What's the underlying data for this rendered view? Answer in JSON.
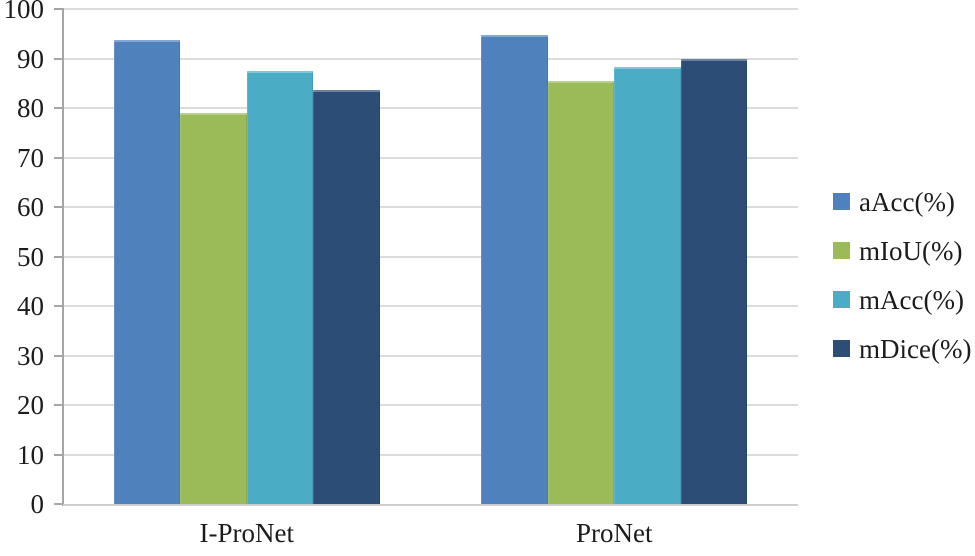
{
  "chart_data": {
    "type": "bar",
    "title": "",
    "xlabel": "",
    "ylabel": "",
    "categories": [
      "I-ProNet",
      "ProNet"
    ],
    "series": [
      {
        "name": "aAcc(%)",
        "color": "#4F81BD",
        "values": [
          93.8,
          94.8
        ]
      },
      {
        "name": "mIoU(%)",
        "color": "#9BBB59",
        "values": [
          79.0,
          85.5
        ]
      },
      {
        "name": "mAcc(%)",
        "color": "#4BACC6",
        "values": [
          87.5,
          88.2
        ]
      },
      {
        "name": "mDice(%)",
        "color": "#2C4D75",
        "values": [
          83.6,
          90.0
        ]
      }
    ],
    "ylim": [
      0,
      100
    ],
    "yticks": [
      0,
      10,
      20,
      30,
      40,
      50,
      60,
      70,
      80,
      90,
      100
    ],
    "grid": true,
    "legend_position": "right"
  },
  "colors": {
    "gridline": "#dcdcdc",
    "axis": "#a6a6a6",
    "text": "#1c1c1c",
    "background": "#ffffff"
  }
}
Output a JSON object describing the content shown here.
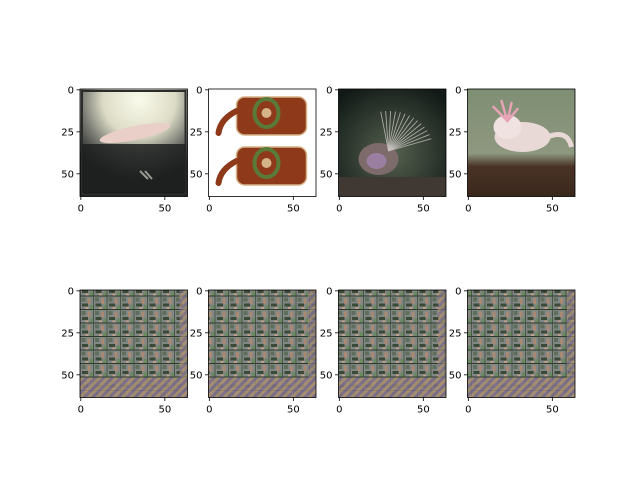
{
  "chart_data": {
    "type": "image_grid",
    "rows": 2,
    "cols": 4,
    "x_ticks": [
      0,
      50
    ],
    "y_ticks": [
      0,
      25,
      50
    ],
    "xlim": [
      -0.5,
      63.5
    ],
    "ylim": [
      63.5,
      -0.5
    ],
    "panels": [
      {
        "content": "bright-lamp-photo",
        "palette": [
          "#f3f1e0",
          "#1a1c1c",
          "#e9cfc8",
          "#8d8c83"
        ]
      },
      {
        "content": "two-brown-purses",
        "palette": [
          "#ffffff",
          "#8e3a1a",
          "#5a7a3a",
          "#d6b48a"
        ]
      },
      {
        "content": "lionfish-photo",
        "palette": [
          "#1f2a25",
          "#7d6a6a",
          "#c9c2c0",
          "#584f5c"
        ]
      },
      {
        "content": "axolotl-photo",
        "palette": [
          "#7a8a70",
          "#e8d8d6",
          "#4a3428",
          "#9aa08a"
        ]
      },
      {
        "content": "generated-pattern",
        "palette": [
          "#7e8482",
          "#4f6d4d",
          "#b08a72",
          "#2f3a2c"
        ]
      },
      {
        "content": "generated-pattern",
        "palette": [
          "#7e8482",
          "#4f6d4d",
          "#b08a72",
          "#2f3a2c"
        ]
      },
      {
        "content": "generated-pattern",
        "palette": [
          "#7e8482",
          "#4f6d4d",
          "#b08a72",
          "#2f3a2c"
        ]
      },
      {
        "content": "generated-pattern",
        "palette": [
          "#7e8482",
          "#4f6d4d",
          "#b08a72",
          "#2f3a2c"
        ]
      }
    ]
  }
}
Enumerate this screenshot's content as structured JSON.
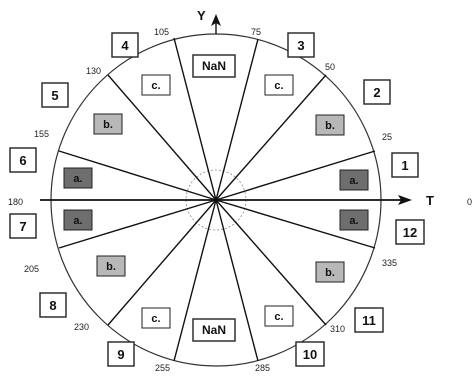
{
  "axes": {
    "x_label": "T",
    "y_label": "Y",
    "x_end": "0"
  },
  "degrees": [
    "25",
    "50",
    "75",
    "105",
    "130",
    "155",
    "180",
    "205",
    "230",
    "255",
    "285",
    "310",
    "335"
  ],
  "sector_numbers": [
    "1",
    "2",
    "3",
    "4",
    "5",
    "6",
    "7",
    "8",
    "9",
    "10",
    "11",
    "12"
  ],
  "region_labels": {
    "a": "a.",
    "b": "b.",
    "c": "c.",
    "nan": "NaN"
  },
  "colors": {
    "a_fill": "#6e6e6e",
    "b_fill": "#b8b8b8",
    "c_fill": "#ffffff",
    "line": "#111111"
  }
}
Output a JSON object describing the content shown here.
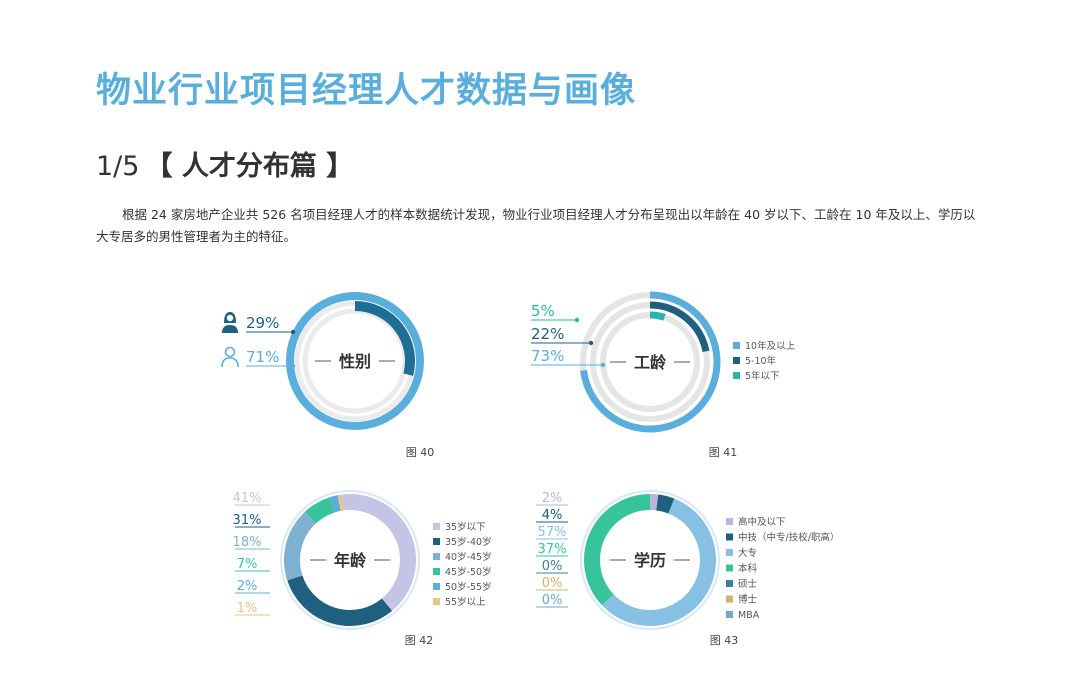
{
  "page": {
    "title": "物业行业项目经理人才数据与画像",
    "section_number": "1/5",
    "section_title": "【 人才分布篇 】",
    "intro": "根据 24 家房地产企业共 526 名项目经理人才的样本数据统计发现，物业行业项目经理人才分布呈现出以年龄在 40 岁以下、工龄在 10 年及以上、学历以大专居多的男性管理者为主的特征。"
  },
  "chart_data": [
    {
      "type": "pie",
      "id": "gender",
      "center_label": "性别",
      "caption": "图 40",
      "series": [
        {
          "icon": "female-user-icon",
          "value": 29,
          "label": "29%",
          "color": "#1f6e95"
        },
        {
          "icon": "male-user-icon",
          "value": 71,
          "label": "71%",
          "color": "#5aaedb"
        }
      ]
    },
    {
      "type": "pie",
      "id": "tenure",
      "center_label": "工龄",
      "caption": "图 41",
      "series": [
        {
          "name": "10年及以上",
          "value": 73,
          "label": "73%",
          "color": "#5aaedb"
        },
        {
          "name": "5-10年",
          "value": 22,
          "label": "22%",
          "color": "#1f5f80"
        },
        {
          "name": "5年以下",
          "value": 5,
          "label": "5%",
          "color": "#2bb5a6"
        }
      ]
    },
    {
      "type": "pie",
      "id": "age",
      "center_label": "年龄",
      "caption": "图 42",
      "series": [
        {
          "name": "35岁以下",
          "value": 41,
          "label": "41%",
          "color": "#c5c4e6"
        },
        {
          "name": "35岁-40岁",
          "value": 31,
          "label": "31%",
          "color": "#1f5f80"
        },
        {
          "name": "40岁-45岁",
          "value": 18,
          "label": "18%",
          "color": "#7fb2d2"
        },
        {
          "name": "45岁-50岁",
          "value": 7,
          "label": "7%",
          "color": "#38c49a"
        },
        {
          "name": "50岁-55岁",
          "value": 2,
          "label": "2%",
          "color": "#5aaedb"
        },
        {
          "name": "55岁以上",
          "value": 1,
          "label": "1%",
          "color": "#e6c48a"
        }
      ]
    },
    {
      "type": "pie",
      "id": "education",
      "center_label": "学历",
      "caption": "图 43",
      "series": [
        {
          "name": "高中及以下",
          "value": 2,
          "label": "2%",
          "color": "#b9b6de"
        },
        {
          "name": "中技（中专/技校/职高）",
          "value": 4,
          "label": "4%",
          "color": "#1f5f80"
        },
        {
          "name": "大专",
          "value": 57,
          "label": "57%",
          "color": "#86c0e3"
        },
        {
          "name": "本科",
          "value": 37,
          "label": "37%",
          "color": "#38c49a"
        },
        {
          "name": "硕士",
          "value": 0,
          "label": "0%",
          "color": "#3d7f97"
        },
        {
          "name": "博士",
          "value": 0,
          "label": "0%",
          "color": "#d4b271"
        },
        {
          "name": "MBA",
          "value": 0,
          "label": "0%",
          "color": "#6fa8c8"
        }
      ]
    }
  ]
}
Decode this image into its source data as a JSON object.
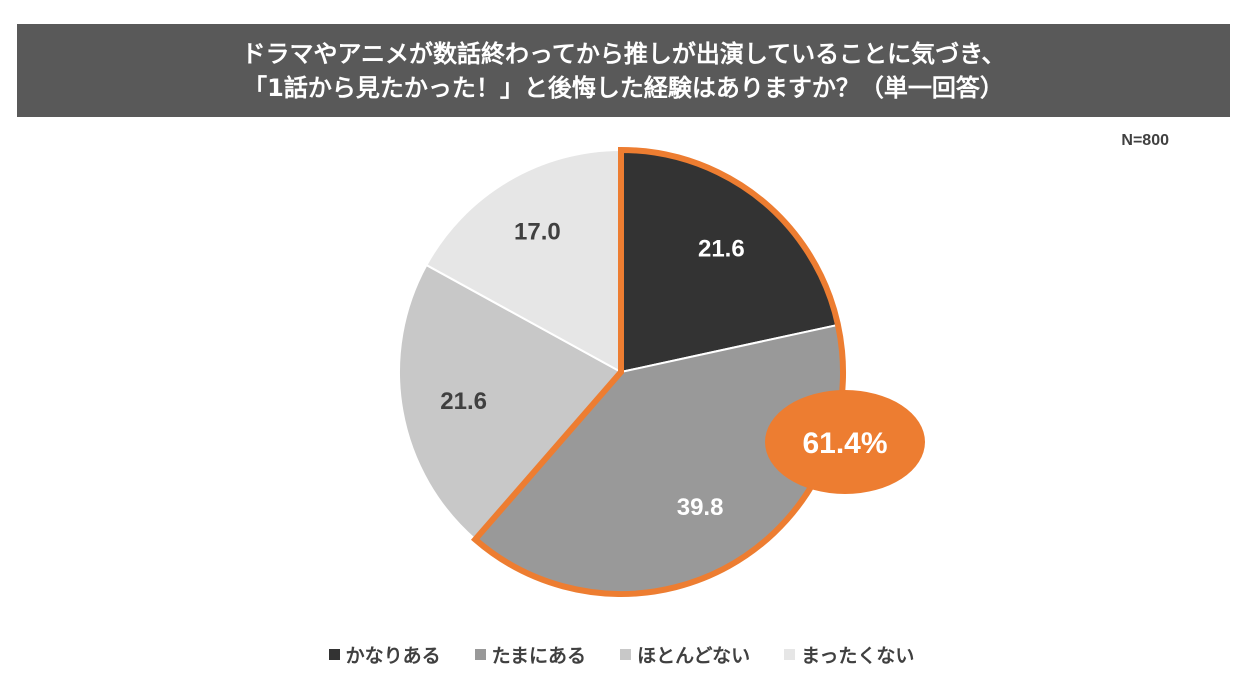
{
  "title": {
    "line1": "ドラマやアニメが数話終わってから推しが出演していることに気づき、",
    "line2": "「1話から見たかった！」と後悔した経験はありますか？（単一回答）"
  },
  "sample_size": "N=800",
  "colors": {
    "banner": "#595959",
    "highlight": "#ED7D31",
    "slice_1": "#333333",
    "slice_2": "#999999",
    "slice_3": "#C8C8C8",
    "slice_4": "#E6E6E6"
  },
  "callout": {
    "label": "61.4%"
  },
  "chart_data": {
    "type": "pie",
    "title": "ドラマやアニメが数話終わってから推しが出演していることに気づき、「1話から見たかった！」と後悔した経験はありますか？（単一回答）",
    "categories": [
      "かなりある",
      "たまにある",
      "ほとんどない",
      "まったくない"
    ],
    "values": [
      21.6,
      39.8,
      21.6,
      17.0
    ],
    "value_labels": [
      "21.6",
      "39.8",
      "21.6",
      "17.0"
    ],
    "label_colors": [
      "#ffffff",
      "#ffffff",
      "#404040",
      "#404040"
    ],
    "highlighted_indices": [
      0,
      1
    ],
    "highlighted_total": "61.4%",
    "start_angle": "12 o'clock",
    "direction": "clockwise",
    "legend_position": "bottom"
  }
}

========

Search the records above for the string "photo". Copy every line that contains it.

◆ Response to this exercise:
        "content": "bright-lamp-photo",
        "content": "lionfish-photo",
        "content": "axolotl-photo",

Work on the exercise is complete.